▸ TASK BRIEF
In the entries below, find every line holding the string "окремих" and collect it.

▸ DATA FOR THIS EXERCISE
++++++++++++++++++++
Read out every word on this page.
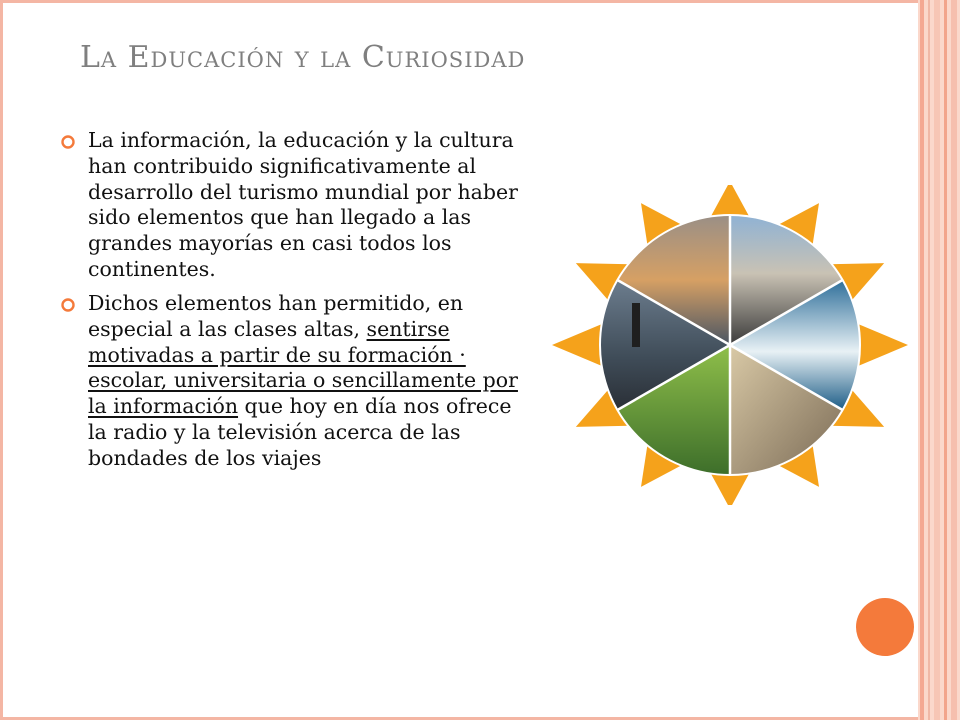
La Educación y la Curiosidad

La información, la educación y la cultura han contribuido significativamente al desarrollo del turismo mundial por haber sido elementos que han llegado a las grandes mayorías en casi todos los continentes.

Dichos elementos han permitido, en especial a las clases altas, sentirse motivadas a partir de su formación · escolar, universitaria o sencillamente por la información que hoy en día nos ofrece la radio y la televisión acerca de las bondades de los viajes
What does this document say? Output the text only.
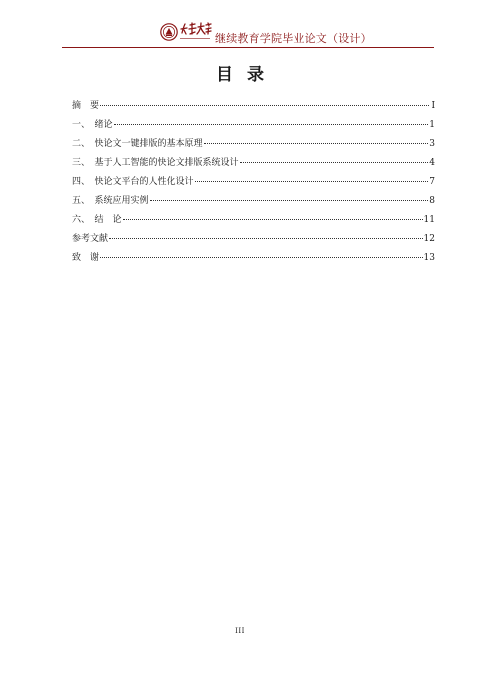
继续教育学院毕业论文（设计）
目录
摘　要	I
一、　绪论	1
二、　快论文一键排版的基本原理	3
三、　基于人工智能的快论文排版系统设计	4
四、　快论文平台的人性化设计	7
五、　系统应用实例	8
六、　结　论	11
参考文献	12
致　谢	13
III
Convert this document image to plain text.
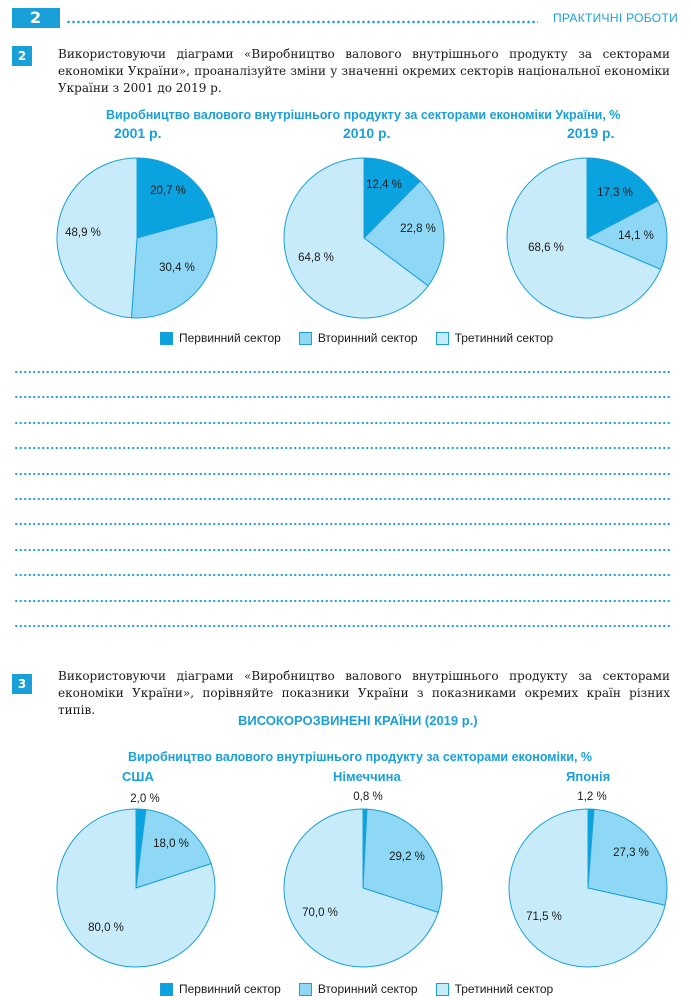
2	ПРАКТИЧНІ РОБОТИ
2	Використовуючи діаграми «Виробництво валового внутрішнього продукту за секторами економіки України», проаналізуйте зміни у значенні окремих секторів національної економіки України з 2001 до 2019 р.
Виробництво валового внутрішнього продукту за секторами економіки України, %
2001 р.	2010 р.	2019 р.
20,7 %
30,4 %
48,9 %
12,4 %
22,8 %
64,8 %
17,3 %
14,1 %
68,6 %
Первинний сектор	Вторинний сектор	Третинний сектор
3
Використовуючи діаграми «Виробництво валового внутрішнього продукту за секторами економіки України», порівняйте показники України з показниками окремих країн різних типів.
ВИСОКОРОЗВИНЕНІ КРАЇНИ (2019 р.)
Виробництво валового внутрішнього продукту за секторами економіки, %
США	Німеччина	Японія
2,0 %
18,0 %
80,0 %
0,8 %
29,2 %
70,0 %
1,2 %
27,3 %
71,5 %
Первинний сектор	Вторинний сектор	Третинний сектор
++++++++++++++++++++
▸ RESULT OF THIS TASK
2	Використовуючи діаграми «Виробництво валового внутрішнього продукту за секторами економіки України», проаналізуйте зміни у значенні окремих секторів національної економіки України з 2001 до 2019 р.
Використовуючи діаграми «Виробництво валового внутрішнього продукту за секторами економіки України», порівняйте показники України з показниками окремих країн різних типів.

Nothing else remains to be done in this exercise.